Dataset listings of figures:
━━━━

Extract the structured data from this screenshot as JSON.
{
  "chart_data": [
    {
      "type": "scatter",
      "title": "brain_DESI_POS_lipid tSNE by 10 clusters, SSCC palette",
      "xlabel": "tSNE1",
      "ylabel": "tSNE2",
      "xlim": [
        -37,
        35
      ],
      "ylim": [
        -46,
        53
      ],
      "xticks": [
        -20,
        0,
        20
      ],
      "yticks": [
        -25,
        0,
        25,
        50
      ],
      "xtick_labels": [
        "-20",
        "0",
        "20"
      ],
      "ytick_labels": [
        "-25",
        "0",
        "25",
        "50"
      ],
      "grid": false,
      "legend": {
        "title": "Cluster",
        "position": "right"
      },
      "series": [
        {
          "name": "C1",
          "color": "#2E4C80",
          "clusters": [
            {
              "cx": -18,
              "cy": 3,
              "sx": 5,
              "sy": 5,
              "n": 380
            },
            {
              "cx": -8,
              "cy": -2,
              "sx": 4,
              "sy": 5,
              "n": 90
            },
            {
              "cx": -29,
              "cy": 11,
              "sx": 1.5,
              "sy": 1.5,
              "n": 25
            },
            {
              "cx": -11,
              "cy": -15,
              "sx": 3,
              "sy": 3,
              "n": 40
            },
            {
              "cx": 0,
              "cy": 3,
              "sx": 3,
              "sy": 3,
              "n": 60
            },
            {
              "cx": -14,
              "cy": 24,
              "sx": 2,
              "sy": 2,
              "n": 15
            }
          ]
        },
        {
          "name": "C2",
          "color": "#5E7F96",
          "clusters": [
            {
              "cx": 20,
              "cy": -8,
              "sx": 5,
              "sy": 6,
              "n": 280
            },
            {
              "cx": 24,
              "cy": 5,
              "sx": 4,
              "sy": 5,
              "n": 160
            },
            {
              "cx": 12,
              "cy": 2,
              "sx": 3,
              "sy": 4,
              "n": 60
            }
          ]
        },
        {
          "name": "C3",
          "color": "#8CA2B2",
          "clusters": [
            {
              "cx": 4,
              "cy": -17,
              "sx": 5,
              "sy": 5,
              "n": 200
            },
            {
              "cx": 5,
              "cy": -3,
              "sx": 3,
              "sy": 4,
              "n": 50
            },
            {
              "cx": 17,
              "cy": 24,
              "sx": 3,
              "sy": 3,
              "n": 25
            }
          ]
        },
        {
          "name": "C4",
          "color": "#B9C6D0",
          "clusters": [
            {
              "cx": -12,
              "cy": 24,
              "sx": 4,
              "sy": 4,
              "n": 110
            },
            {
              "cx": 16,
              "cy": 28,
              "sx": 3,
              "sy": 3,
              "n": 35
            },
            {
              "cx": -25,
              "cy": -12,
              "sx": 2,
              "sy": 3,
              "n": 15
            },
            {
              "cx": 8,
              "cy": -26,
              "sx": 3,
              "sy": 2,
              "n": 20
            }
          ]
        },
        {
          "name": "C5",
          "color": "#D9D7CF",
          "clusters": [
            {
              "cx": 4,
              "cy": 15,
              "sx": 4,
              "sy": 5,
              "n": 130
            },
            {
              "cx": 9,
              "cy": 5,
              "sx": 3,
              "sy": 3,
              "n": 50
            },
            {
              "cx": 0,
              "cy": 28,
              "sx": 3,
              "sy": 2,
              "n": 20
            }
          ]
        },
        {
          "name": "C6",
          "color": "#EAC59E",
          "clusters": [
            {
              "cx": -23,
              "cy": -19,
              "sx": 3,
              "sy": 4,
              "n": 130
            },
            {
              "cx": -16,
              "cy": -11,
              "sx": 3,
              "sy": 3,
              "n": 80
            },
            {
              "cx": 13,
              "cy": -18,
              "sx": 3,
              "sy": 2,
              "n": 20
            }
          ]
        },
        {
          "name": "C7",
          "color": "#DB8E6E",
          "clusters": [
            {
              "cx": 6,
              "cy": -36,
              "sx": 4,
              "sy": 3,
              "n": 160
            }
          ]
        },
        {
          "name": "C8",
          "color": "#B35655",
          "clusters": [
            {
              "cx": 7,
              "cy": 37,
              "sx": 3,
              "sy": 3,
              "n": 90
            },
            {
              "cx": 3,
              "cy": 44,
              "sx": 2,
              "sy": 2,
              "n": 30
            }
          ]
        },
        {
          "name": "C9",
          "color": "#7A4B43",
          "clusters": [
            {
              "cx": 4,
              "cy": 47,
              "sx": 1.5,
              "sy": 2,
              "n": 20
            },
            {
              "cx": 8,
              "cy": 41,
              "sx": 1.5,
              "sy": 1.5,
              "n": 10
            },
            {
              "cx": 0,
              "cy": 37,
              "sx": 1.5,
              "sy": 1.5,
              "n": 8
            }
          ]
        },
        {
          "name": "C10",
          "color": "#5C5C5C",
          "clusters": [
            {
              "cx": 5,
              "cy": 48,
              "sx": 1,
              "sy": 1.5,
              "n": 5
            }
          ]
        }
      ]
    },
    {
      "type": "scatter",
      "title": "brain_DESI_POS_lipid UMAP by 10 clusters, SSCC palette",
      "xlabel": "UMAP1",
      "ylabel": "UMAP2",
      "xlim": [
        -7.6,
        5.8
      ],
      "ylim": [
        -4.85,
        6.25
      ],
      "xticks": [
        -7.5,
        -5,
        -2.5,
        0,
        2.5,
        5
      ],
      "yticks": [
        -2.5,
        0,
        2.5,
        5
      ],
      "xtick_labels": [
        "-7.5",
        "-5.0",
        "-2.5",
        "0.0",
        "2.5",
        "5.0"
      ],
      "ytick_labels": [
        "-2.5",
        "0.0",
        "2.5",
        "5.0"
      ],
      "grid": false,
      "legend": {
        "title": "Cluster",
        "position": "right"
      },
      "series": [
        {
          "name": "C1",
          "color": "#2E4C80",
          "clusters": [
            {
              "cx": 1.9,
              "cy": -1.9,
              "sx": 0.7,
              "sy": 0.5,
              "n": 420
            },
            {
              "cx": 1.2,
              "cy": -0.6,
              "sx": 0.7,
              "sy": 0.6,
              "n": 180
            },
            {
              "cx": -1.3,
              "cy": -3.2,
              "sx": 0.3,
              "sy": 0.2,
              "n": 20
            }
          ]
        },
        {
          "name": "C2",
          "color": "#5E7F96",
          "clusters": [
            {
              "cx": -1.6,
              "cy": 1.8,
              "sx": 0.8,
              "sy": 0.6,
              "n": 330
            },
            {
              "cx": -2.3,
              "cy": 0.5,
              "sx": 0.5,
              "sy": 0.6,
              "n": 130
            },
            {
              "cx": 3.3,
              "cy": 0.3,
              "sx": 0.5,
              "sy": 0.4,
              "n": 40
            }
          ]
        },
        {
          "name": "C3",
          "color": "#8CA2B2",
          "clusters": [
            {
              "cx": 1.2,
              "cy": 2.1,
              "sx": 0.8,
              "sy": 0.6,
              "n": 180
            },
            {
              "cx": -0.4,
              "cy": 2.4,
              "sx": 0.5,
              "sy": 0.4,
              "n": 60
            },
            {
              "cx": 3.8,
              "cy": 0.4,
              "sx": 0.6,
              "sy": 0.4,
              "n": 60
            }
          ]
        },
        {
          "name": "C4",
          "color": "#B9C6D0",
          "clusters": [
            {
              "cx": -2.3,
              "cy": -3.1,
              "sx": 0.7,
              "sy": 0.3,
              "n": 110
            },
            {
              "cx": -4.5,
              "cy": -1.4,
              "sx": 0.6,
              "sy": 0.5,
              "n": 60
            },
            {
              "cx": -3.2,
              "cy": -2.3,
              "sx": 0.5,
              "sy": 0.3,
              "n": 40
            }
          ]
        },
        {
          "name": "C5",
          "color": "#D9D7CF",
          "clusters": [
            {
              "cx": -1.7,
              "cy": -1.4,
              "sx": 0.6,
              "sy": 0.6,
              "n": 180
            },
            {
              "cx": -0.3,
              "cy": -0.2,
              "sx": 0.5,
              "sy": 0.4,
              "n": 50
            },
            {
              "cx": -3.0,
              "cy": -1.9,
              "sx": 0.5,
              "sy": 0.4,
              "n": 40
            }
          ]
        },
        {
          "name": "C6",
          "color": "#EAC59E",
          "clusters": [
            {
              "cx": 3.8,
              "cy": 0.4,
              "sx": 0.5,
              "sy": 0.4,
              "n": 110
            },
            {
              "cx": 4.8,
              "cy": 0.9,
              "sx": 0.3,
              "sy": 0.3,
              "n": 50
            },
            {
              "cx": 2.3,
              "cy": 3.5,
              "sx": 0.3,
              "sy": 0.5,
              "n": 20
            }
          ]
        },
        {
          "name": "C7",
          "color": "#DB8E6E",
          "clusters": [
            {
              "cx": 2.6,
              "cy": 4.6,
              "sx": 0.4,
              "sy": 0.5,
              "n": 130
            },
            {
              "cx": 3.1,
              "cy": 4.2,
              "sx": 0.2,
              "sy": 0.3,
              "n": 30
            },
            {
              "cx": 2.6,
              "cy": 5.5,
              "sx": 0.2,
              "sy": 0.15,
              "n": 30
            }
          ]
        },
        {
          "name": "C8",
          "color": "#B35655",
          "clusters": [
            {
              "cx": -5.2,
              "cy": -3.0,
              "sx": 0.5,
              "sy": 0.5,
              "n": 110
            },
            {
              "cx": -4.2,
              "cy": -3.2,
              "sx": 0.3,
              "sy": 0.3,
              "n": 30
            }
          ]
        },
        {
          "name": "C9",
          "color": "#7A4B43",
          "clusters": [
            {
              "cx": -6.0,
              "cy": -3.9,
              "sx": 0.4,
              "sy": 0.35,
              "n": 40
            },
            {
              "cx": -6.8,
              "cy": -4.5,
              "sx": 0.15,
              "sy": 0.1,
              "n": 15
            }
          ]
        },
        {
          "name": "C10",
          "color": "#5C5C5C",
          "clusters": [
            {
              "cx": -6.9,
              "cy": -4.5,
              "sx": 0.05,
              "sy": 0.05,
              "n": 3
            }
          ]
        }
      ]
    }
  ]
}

━━━━

# REQUIREMENTS
Identify and copy the lines holding the word "palette".

# SOLUTION TO THIS PROBLEM
      "title": "brain_DESI_POS_lipid tSNE by 10 clusters, SSCC palette",
      "title": "brain_DESI_POS_lipid UMAP by 10 clusters, SSCC palette",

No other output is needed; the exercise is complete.